*STATED EXERCISE*.
Beginning at the line that contains "Convert this document image to plain text.", transcribe the remaining lines of the listing exactly; include the final line and omit everything before.

◆ ◆ ◆

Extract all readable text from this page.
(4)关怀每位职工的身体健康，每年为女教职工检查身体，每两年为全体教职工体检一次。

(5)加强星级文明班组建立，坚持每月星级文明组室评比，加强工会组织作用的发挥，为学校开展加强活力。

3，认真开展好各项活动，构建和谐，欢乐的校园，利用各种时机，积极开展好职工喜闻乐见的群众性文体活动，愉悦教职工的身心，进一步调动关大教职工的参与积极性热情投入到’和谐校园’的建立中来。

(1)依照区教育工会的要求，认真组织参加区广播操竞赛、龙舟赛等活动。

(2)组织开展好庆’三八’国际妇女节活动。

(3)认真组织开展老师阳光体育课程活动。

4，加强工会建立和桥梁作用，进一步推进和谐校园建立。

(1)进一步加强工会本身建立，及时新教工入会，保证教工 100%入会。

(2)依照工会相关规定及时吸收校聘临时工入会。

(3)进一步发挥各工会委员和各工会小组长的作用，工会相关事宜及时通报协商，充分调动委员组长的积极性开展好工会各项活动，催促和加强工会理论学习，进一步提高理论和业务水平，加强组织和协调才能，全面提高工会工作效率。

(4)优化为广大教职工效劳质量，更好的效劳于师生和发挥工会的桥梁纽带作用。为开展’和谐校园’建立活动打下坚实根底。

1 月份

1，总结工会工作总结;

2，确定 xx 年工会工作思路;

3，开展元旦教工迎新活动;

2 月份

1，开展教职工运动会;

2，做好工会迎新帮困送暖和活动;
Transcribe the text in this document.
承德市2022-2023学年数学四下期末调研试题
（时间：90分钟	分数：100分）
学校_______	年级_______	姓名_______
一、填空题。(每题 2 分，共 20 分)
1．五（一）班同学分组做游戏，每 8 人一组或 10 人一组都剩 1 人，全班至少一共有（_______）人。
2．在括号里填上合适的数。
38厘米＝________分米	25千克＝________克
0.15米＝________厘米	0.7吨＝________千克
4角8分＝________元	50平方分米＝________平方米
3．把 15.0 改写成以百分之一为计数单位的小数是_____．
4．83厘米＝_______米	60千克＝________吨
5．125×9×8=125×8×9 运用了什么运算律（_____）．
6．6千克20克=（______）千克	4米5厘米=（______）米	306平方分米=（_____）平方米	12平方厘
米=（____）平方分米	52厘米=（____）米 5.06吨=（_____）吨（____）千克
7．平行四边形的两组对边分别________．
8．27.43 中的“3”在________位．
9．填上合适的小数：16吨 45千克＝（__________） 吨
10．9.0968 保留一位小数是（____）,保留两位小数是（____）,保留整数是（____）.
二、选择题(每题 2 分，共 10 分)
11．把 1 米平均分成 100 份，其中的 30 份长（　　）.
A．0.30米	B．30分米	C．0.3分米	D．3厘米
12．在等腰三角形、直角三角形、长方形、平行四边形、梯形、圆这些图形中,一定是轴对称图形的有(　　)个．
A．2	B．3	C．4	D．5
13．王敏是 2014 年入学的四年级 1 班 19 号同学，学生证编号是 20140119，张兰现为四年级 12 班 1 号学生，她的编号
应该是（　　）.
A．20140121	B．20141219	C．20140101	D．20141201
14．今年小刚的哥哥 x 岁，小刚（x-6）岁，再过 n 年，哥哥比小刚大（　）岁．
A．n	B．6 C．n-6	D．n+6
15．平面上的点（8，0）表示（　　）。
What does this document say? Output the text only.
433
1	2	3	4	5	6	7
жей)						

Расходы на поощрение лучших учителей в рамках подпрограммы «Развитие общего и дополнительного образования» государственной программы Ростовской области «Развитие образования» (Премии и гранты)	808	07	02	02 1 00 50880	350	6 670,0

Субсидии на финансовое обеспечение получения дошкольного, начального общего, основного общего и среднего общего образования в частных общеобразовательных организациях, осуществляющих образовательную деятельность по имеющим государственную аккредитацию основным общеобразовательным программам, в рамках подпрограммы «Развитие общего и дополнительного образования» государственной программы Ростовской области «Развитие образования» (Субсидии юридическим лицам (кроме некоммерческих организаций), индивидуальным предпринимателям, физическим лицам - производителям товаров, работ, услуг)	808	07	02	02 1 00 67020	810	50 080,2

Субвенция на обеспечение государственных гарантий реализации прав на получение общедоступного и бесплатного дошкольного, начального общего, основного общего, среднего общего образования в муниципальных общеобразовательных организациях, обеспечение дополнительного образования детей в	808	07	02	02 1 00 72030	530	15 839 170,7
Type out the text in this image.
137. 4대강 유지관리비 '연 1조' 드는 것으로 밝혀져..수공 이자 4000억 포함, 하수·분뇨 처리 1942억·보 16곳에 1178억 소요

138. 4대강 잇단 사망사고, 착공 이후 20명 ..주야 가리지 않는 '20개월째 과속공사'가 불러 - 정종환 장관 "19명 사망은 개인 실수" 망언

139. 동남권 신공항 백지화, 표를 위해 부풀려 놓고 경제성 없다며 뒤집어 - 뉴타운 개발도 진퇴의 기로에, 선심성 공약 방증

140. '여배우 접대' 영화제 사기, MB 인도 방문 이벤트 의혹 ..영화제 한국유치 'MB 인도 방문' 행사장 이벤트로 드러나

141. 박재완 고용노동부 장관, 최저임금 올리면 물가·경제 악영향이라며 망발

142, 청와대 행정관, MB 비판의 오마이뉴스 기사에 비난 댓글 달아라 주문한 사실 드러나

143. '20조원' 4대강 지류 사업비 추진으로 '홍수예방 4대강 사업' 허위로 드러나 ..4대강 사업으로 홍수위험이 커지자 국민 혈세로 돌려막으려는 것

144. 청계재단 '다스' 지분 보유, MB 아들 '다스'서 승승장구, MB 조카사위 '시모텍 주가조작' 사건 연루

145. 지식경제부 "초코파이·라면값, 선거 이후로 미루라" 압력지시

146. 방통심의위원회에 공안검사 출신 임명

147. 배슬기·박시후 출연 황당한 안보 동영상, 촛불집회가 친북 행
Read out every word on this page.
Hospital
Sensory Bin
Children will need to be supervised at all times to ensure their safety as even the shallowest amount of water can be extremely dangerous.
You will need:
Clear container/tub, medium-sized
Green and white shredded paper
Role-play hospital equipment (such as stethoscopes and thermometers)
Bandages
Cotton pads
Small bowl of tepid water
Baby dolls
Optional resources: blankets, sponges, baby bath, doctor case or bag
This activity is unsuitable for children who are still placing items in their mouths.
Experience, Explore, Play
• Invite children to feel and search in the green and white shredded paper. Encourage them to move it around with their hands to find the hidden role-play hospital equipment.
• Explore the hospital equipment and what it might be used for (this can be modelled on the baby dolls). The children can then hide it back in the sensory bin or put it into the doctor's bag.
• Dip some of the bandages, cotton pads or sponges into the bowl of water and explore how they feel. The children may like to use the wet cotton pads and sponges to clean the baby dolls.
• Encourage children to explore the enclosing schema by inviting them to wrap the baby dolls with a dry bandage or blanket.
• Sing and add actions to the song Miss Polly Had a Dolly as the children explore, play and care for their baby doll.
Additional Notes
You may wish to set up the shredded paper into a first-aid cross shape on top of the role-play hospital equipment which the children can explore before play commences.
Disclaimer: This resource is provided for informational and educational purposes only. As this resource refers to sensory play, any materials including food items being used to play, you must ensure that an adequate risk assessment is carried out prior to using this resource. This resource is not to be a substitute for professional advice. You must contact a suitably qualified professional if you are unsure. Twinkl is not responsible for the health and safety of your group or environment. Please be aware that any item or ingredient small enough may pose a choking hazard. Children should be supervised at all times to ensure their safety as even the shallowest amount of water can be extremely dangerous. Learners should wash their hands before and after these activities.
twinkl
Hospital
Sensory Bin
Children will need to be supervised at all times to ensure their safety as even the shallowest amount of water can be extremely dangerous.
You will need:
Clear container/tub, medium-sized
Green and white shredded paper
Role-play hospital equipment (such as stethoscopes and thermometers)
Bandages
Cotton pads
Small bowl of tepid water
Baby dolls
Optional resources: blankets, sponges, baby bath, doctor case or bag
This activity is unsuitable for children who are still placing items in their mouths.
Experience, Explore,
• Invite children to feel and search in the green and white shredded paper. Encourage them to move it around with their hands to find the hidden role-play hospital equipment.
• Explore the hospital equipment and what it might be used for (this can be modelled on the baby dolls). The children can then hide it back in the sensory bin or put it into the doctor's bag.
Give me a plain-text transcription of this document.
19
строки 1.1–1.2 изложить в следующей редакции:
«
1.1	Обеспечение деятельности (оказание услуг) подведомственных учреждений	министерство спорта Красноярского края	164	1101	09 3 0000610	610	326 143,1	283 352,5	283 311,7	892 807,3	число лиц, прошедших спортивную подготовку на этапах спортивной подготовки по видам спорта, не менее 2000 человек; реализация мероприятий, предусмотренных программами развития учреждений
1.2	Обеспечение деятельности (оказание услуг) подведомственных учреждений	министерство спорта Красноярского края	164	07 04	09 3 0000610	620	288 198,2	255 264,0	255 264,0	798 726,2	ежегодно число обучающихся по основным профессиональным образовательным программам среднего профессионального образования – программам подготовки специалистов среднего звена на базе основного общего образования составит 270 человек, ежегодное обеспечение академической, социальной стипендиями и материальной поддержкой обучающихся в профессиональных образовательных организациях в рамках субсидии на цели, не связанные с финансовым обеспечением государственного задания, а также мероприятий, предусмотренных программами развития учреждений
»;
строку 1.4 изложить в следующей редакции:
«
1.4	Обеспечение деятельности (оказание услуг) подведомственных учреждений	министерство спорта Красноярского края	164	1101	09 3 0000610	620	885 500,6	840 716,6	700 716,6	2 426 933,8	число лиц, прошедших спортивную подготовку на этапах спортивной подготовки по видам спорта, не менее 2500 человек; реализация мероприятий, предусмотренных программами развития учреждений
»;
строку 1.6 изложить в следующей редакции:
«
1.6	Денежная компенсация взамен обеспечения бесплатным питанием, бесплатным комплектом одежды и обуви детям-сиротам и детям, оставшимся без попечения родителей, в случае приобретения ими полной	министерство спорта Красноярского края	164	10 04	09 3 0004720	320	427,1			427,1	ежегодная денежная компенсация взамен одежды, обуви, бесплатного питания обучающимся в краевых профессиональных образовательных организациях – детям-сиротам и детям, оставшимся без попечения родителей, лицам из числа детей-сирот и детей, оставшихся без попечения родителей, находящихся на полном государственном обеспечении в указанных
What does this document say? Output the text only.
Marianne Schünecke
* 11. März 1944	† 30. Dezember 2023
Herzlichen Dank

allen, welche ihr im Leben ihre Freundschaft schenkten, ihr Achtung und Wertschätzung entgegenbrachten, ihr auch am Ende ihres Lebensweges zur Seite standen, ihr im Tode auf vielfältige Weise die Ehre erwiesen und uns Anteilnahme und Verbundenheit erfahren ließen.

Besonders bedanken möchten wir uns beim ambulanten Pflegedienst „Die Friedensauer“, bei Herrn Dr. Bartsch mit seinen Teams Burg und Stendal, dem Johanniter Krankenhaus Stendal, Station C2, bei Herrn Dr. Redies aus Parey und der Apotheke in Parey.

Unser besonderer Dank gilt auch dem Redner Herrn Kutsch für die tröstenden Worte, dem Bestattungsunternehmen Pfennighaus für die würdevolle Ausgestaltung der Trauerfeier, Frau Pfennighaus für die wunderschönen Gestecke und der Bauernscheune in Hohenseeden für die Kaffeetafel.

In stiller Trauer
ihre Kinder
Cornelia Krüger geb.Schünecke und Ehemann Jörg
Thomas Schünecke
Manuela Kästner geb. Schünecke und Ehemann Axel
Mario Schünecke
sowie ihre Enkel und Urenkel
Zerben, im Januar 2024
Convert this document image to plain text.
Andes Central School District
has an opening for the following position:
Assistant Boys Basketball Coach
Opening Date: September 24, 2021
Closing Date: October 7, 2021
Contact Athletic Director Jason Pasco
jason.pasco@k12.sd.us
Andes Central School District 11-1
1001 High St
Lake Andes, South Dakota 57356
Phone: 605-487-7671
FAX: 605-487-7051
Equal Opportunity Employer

◆ ◆ ◆

*ANSWER BELOW*.
Convert this document image to plain text.
Andes Central School District
has an opening for the following position:
Assistant Boys Basketball Coach
Opening Date: September 24, 2021
Closing Date: October 7, 2021
Contact Athletic Director Jason Pasco
jason.pasco@k12.sd.us
Andes Central School District 11-1
1001 High St
Lake Andes, South Dakota 57356
Phone: 605-487-7671
FAX: 605-487-7051
Equal Opportunity Employer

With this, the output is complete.